**Goal of the exercise:** Find the string "text" and gather every line that holds it.

● ● ● ● ●

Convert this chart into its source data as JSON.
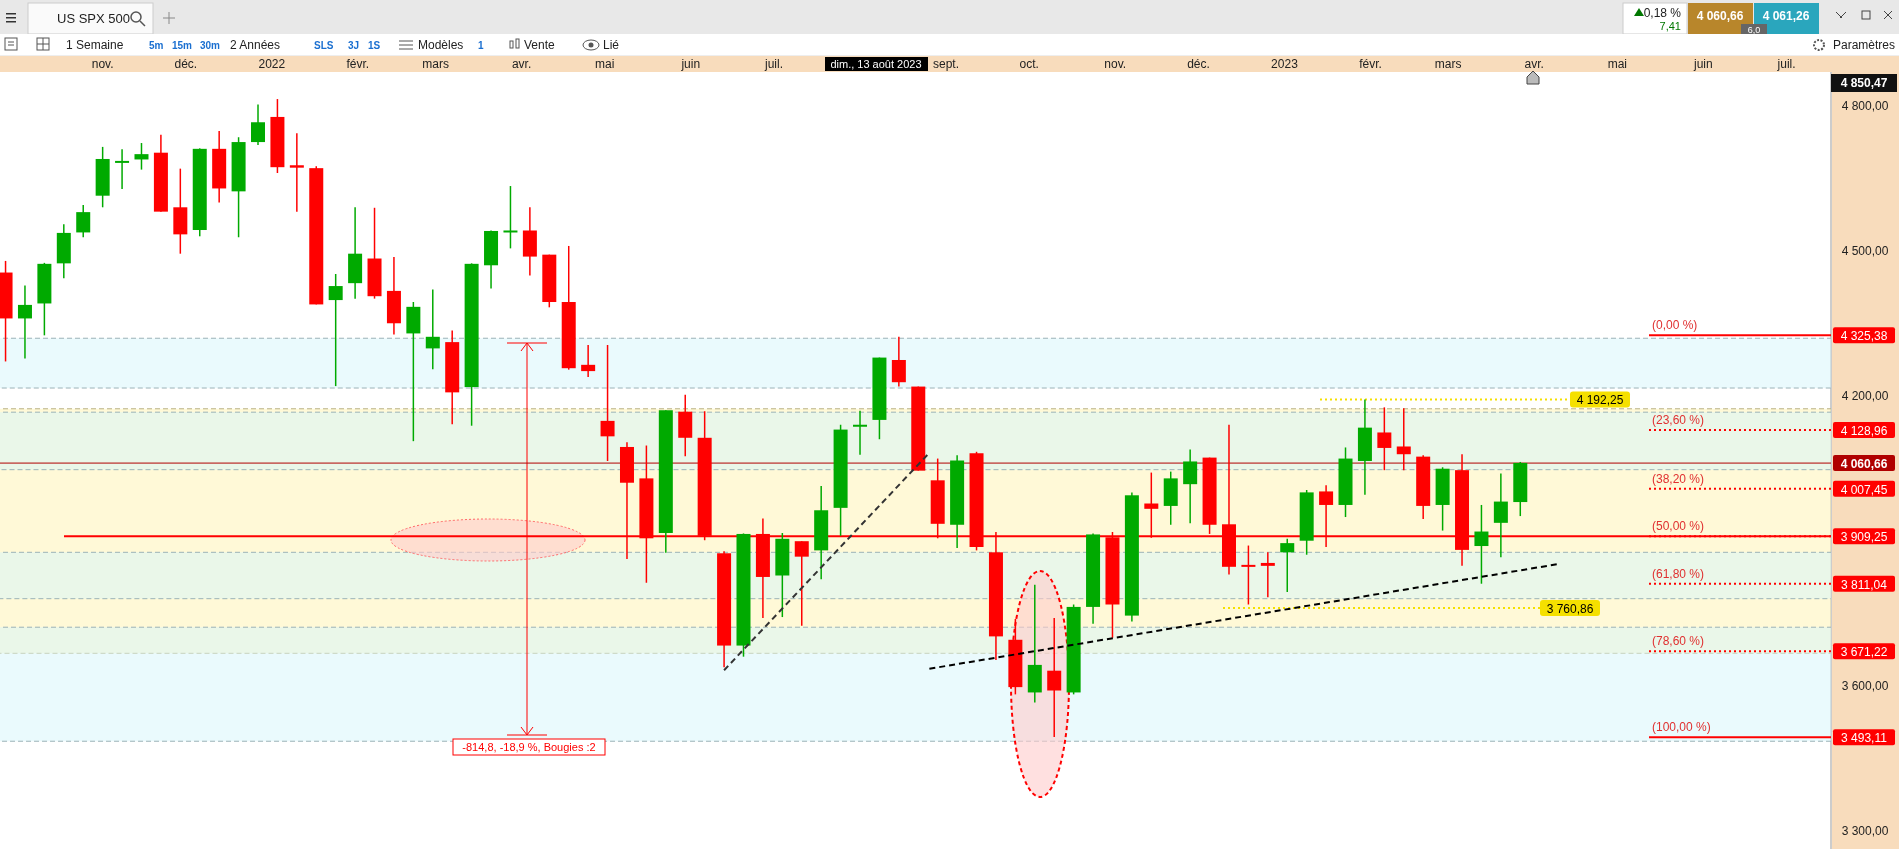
{
  "chart_data": {
    "type": "candlestick",
    "title": "US SPX 500",
    "annotations": [
      "0,18 %",
      "7,41",
      "4 060,66",
      "4 061,26",
      "6,0",
      "1 Semaine",
      "5m",
      "15m",
      "30m",
      "2 Années",
      "SLS",
      "3J",
      "1S",
      "Modèles",
      "1",
      "Vente",
      "Lié",
      "Paramètres",
      "dim., 13 août 2023",
      "4 850,47",
      "-814,8, -18,9 %, Bougies :2",
      {
        "text": "(0,00 %)",
        "y": 4325.38
      },
      {
        "text": "(23,60 %)",
        "y": 4128.96
      },
      {
        "text": "(38,20 %)",
        "y": 4007.45
      },
      {
        "text": "(50,00 %)",
        "y": 3909.25
      },
      {
        "text": "(61,80 %)",
        "y": 3811.04
      },
      {
        "text": "(78,60 %)",
        "y": 3671.22
      },
      {
        "text": "(100,00 %)",
        "y": 3493.11
      }
    ],
    "x": [
      "2021-09-27",
      "2021-10-04",
      "2021-10-11",
      "2021-10-18",
      "2021-10-25",
      "2021-11-01",
      "2021-11-08",
      "2021-11-15",
      "2021-11-22",
      "2021-11-29",
      "2021-12-06",
      "2021-12-13",
      "2021-12-20",
      "2021-12-27",
      "2022-01-03",
      "2022-01-10",
      "2022-01-17",
      "2022-01-24",
      "2022-01-31",
      "2022-02-07",
      "2022-02-14",
      "2022-02-21",
      "2022-02-28",
      "2022-03-07",
      "2022-03-14",
      "2022-03-21",
      "2022-03-28",
      "2022-04-04",
      "2022-04-11",
      "2022-04-18",
      "2022-04-25",
      "2022-05-02",
      "2022-05-09",
      "2022-05-16",
      "2022-05-23",
      "2022-05-30",
      "2022-06-06",
      "2022-06-13",
      "2022-06-20",
      "2022-06-27",
      "2022-07-04",
      "2022-07-11",
      "2022-07-18",
      "2022-07-25",
      "2022-08-01",
      "2022-08-08",
      "2022-08-15",
      "2022-08-22",
      "2022-08-29",
      "2022-09-05",
      "2022-09-12",
      "2022-09-19",
      "2022-09-26",
      "2022-10-03",
      "2022-10-10",
      "2022-10-17",
      "2022-10-24",
      "2022-10-31",
      "2022-11-07",
      "2022-11-14",
      "2022-11-21",
      "2022-11-28",
      "2022-12-05",
      "2022-12-12",
      "2022-12-19",
      "2022-12-26",
      "2023-01-02",
      "2023-01-09",
      "2023-01-16",
      "2023-01-23",
      "2023-01-30",
      "2023-02-06",
      "2023-02-13",
      "2023-02-20",
      "2023-02-27",
      "2023-03-06",
      "2023-03-13",
      "2023-03-20",
      "2023-03-27"
    ],
    "ohlc": [
      [
        4455,
        4479,
        4271,
        4360
      ],
      [
        4360,
        4428,
        4277,
        4388
      ],
      [
        4391,
        4475,
        4325,
        4473
      ],
      [
        4474,
        4555,
        4443,
        4537
      ],
      [
        4538,
        4595,
        4528,
        4580
      ],
      [
        4614,
        4715,
        4590,
        4690
      ],
      [
        4683,
        4710,
        4628,
        4686
      ],
      [
        4689,
        4723,
        4668,
        4700
      ],
      [
        4703,
        4740,
        4581,
        4581
      ],
      [
        4590,
        4670,
        4494,
        4534
      ],
      [
        4543,
        4712,
        4530,
        4711
      ],
      [
        4711,
        4748,
        4600,
        4629
      ],
      [
        4623,
        4735,
        4528,
        4725
      ],
      [
        4725,
        4803,
        4719,
        4766
      ],
      [
        4777,
        4814,
        4661,
        4673
      ],
      [
        4677,
        4743,
        4581,
        4672
      ],
      [
        4671,
        4675,
        4389,
        4389
      ],
      [
        4398,
        4452,
        4220,
        4427
      ],
      [
        4433,
        4590,
        4401,
        4494
      ],
      [
        4484,
        4589,
        4401,
        4406
      ],
      [
        4417,
        4487,
        4327,
        4350
      ],
      [
        4329,
        4394,
        4106,
        4384
      ],
      [
        4298,
        4420,
        4255,
        4322
      ],
      [
        4311,
        4335,
        4141,
        4207
      ],
      [
        4218,
        4474,
        4138,
        4473
      ],
      [
        4470,
        4542,
        4422,
        4541
      ],
      [
        4541,
        4634,
        4505,
        4542
      ],
      [
        4542,
        4590,
        4449,
        4488
      ],
      [
        4492,
        4492,
        4383,
        4394
      ],
      [
        4394,
        4510,
        4254,
        4257
      ],
      [
        4264,
        4305,
        4239,
        4251
      ],
      [
        4148,
        4305,
        4065,
        4116
      ],
      [
        4094,
        4104,
        3862,
        4020
      ],
      [
        4029,
        4097,
        3813,
        3905
      ],
      [
        3916,
        4170,
        3875,
        4170
      ],
      [
        4167,
        4202,
        4075,
        4113
      ],
      [
        4113,
        4168,
        3901,
        3910
      ],
      [
        3874,
        3878,
        3638,
        3683
      ],
      [
        3683,
        3915,
        3660,
        3914
      ],
      [
        3914,
        3946,
        3740,
        3825
      ],
      [
        3828,
        3916,
        3742,
        3904
      ],
      [
        3899,
        3899,
        3724,
        3867
      ],
      [
        3880,
        4013,
        3820,
        3963
      ],
      [
        3968,
        4140,
        3910,
        4130
      ],
      [
        4139,
        4169,
        4078,
        4140
      ],
      [
        4150,
        4279,
        4110,
        4279
      ],
      [
        4274,
        4322,
        4219,
        4228
      ],
      [
        4219,
        4219,
        4045,
        4045
      ],
      [
        4025,
        4070,
        3905,
        3935
      ],
      [
        3933,
        4077,
        3885,
        4066
      ],
      [
        4081,
        4084,
        3880,
        3887
      ],
      [
        3876,
        3918,
        3653,
        3702
      ],
      [
        3695,
        3738,
        3582,
        3597
      ],
      [
        3586,
        3809,
        3565,
        3643
      ],
      [
        3631,
        3740,
        3494,
        3590
      ],
      [
        3586,
        3768,
        3582,
        3763
      ],
      [
        3763,
        3915,
        3728,
        3913
      ],
      [
        3907,
        3918,
        3699,
        3768
      ],
      [
        3745,
        4000,
        3733,
        3994
      ],
      [
        3977,
        4041,
        3906,
        3966
      ],
      [
        3972,
        4043,
        3933,
        4029
      ],
      [
        4017,
        4089,
        3936,
        4064
      ],
      [
        4072,
        4072,
        3914,
        3933
      ],
      [
        3934,
        4140,
        3830,
        3846
      ],
      [
        3850,
        3890,
        3768,
        3846
      ],
      [
        3854,
        3876,
        3783,
        3848
      ],
      [
        3876,
        3904,
        3794,
        3895
      ],
      [
        3900,
        4005,
        3871,
        4000
      ],
      [
        4002,
        4015,
        3887,
        3974
      ],
      [
        3974,
        4093,
        3949,
        4070
      ],
      [
        4065,
        4192,
        3995,
        4134
      ],
      [
        4124,
        4176,
        4046,
        4092
      ],
      [
        4095,
        4174,
        4046,
        4079
      ],
      [
        4074,
        4077,
        3945,
        3972
      ],
      [
        3974,
        4052,
        3921,
        4049
      ],
      [
        4046,
        4079,
        3848,
        3881
      ],
      [
        3889,
        3974,
        3811,
        3919
      ],
      [
        3937,
        4039,
        3866,
        3981
      ],
      [
        3980,
        4063,
        3951,
        4061
      ]
    ],
    "colors": [
      "#ff0000",
      "#00aa00",
      "#00aa00",
      "#00aa00",
      "#00aa00",
      "#00aa00",
      "#00aa00",
      "#00aa00",
      "#ff0000",
      "#ff0000",
      "#00aa00",
      "#ff0000",
      "#00aa00",
      "#00aa00",
      "#ff0000",
      "#ff0000",
      "#ff0000",
      "#00aa00",
      "#00aa00",
      "#ff0000",
      "#ff0000",
      "#00aa00",
      "#00aa00",
      "#ff0000",
      "#00aa00",
      "#00aa00",
      "#00aa00",
      "#ff0000",
      "#ff0000",
      "#ff0000",
      "#ff0000",
      "#ff0000",
      "#ff0000",
      "#ff0000",
      "#00aa00",
      "#ff0000",
      "#ff0000",
      "#ff0000",
      "#00aa00",
      "#ff0000",
      "#00aa00",
      "#ff0000",
      "#00aa00",
      "#00aa00",
      "#00aa00",
      "#00aa00",
      "#ff0000",
      "#ff0000",
      "#ff0000",
      "#00aa00",
      "#ff0000",
      "#ff0000",
      "#ff0000",
      "#00aa00",
      "#ff0000",
      "#00aa00",
      "#00aa00",
      "#ff0000",
      "#00aa00",
      "#ff0000",
      "#00aa00",
      "#00aa00",
      "#ff0000",
      "#ff0000",
      "#ff0000",
      "#ff0000",
      "#00aa00",
      "#00aa00",
      "#ff0000",
      "#00aa00",
      "#00aa00",
      "#ff0000",
      "#ff0000",
      "#ff0000",
      "#00aa00",
      "#ff0000",
      "#00aa00",
      "#00aa00",
      "#00aa00"
    ],
    "series": [
      {
        "type": "line",
        "color": "#333333",
        "line_style": "dashed",
        "x": [
          "2022-06-13",
          "2022-08-26"
        ],
        "values": [
          3632,
          4082
        ]
      },
      {
        "type": "line",
        "color": "#000000",
        "line_style": "dashed",
        "x": [
          "2022-08-26",
          "2023-04-10"
        ],
        "values": [
          3635,
          3852
        ]
      }
    ],
    "bands": [
      {
        "axis": "y",
        "from": 3667,
        "to": 4173,
        "color": "#fff3b0"
      },
      {
        "axis": "y",
        "from": 4216,
        "to": 4319,
        "color": "#d6f6fc"
      },
      {
        "axis": "y",
        "from": 4047,
        "to": 4166,
        "color": "#d6f6fc"
      },
      {
        "axis": "y",
        "from": 3780,
        "to": 3876,
        "color": "#d6f6fc"
      },
      {
        "axis": "y",
        "from": 3485,
        "to": 3721,
        "color": "#d6f6fc"
      }
    ],
    "ref_lines": [
      {
        "axis": "y",
        "value": 4325.38,
        "label": "4 325,38",
        "color": "#ff0000",
        "line_style": "solid"
      },
      {
        "axis": "y",
        "value": 4128.96,
        "label": "4 128,96",
        "color": "#ff0000",
        "line_style": "dotted"
      },
      {
        "axis": "y",
        "value": 4007.45,
        "label": "4 007,45",
        "color": "#ff0000",
        "line_style": "dotted"
      },
      {
        "axis": "y",
        "value": 3909.25,
        "label": "3 909,25",
        "color": "#ff0000",
        "line_style": "dotted"
      },
      {
        "axis": "y",
        "value": 3811.04,
        "label": "3 811,04",
        "color": "#ff0000",
        "line_style": "dotted"
      },
      {
        "axis": "y",
        "value": 3671.22,
        "label": "3 671,22",
        "color": "#ff0000",
        "line_style": "dotted"
      },
      {
        "axis": "y",
        "value": 3493.11,
        "label": "3 493,11",
        "color": "#ff0000",
        "line_style": "solid"
      },
      {
        "axis": "y",
        "value": 3909.25,
        "color": "#ff0000",
        "line_style": "solid"
      },
      {
        "axis": "y",
        "value": 4060.66,
        "label": "4 060,66",
        "color": "#b00000",
        "line_style": "solid"
      },
      {
        "axis": "y",
        "value": 4192.25,
        "label": "4 192,25",
        "color": "#f5e000",
        "line_style": "dotted"
      },
      {
        "axis": "y",
        "value": 3760.86,
        "label": "3 760,86",
        "color": "#f5e000",
        "line_style": "dotted"
      }
    ],
    "xlim": [
      "2021-09-25",
      "2023-07-17"
    ],
    "xticks": [
      {
        "value": "2021-11-01",
        "label": "nov."
      },
      {
        "value": "2021-12-01",
        "label": "déc."
      },
      {
        "value": "2022-01-01",
        "label": "2022"
      },
      {
        "value": "2022-02-01",
        "label": "févr."
      },
      {
        "value": "2022-03-01",
        "label": "mars"
      },
      {
        "value": "2022-04-01",
        "label": "avr."
      },
      {
        "value": "2022-05-01",
        "label": "mai"
      },
      {
        "value": "2022-06-01",
        "label": "juin"
      },
      {
        "value": "2022-07-01",
        "label": "juil."
      },
      {
        "value": "2022-09-01",
        "label": "sept."
      },
      {
        "value": "2022-10-01",
        "label": "oct."
      },
      {
        "value": "2022-11-01",
        "label": "nov."
      },
      {
        "value": "2022-12-01",
        "label": "déc."
      },
      {
        "value": "2023-01-01",
        "label": "2023"
      },
      {
        "value": "2023-02-01",
        "label": "févr."
      },
      {
        "value": "2023-03-01",
        "label": "mars"
      },
      {
        "value": "2023-04-01",
        "label": "avr."
      },
      {
        "value": "2023-05-01",
        "label": "mai"
      },
      {
        "value": "2023-06-01",
        "label": "juin"
      },
      {
        "value": "2023-07-01",
        "label": "juil."
      }
    ],
    "ylim": [
      3262,
      4870
    ],
    "yticks": [
      {
        "value": 3300,
        "label": "3 300,00"
      },
      {
        "value": 3600,
        "label": "3 600,00"
      },
      {
        "value": 4200,
        "label": "4 200,00"
      },
      {
        "value": 4500,
        "label": "4 500,00"
      },
      {
        "value": 4800,
        "label": "4 800,00"
      }
    ]
  }
}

● ● ● ● ●

**Full output:**
        "text": "(0,00 %)",
        "text": "(23,60 %)",
        "text": "(38,20 %)",
        "text": "(50,00 %)",
        "text": "(61,80 %)",
        "text": "(78,60 %)",
        "text": "(100,00 %)",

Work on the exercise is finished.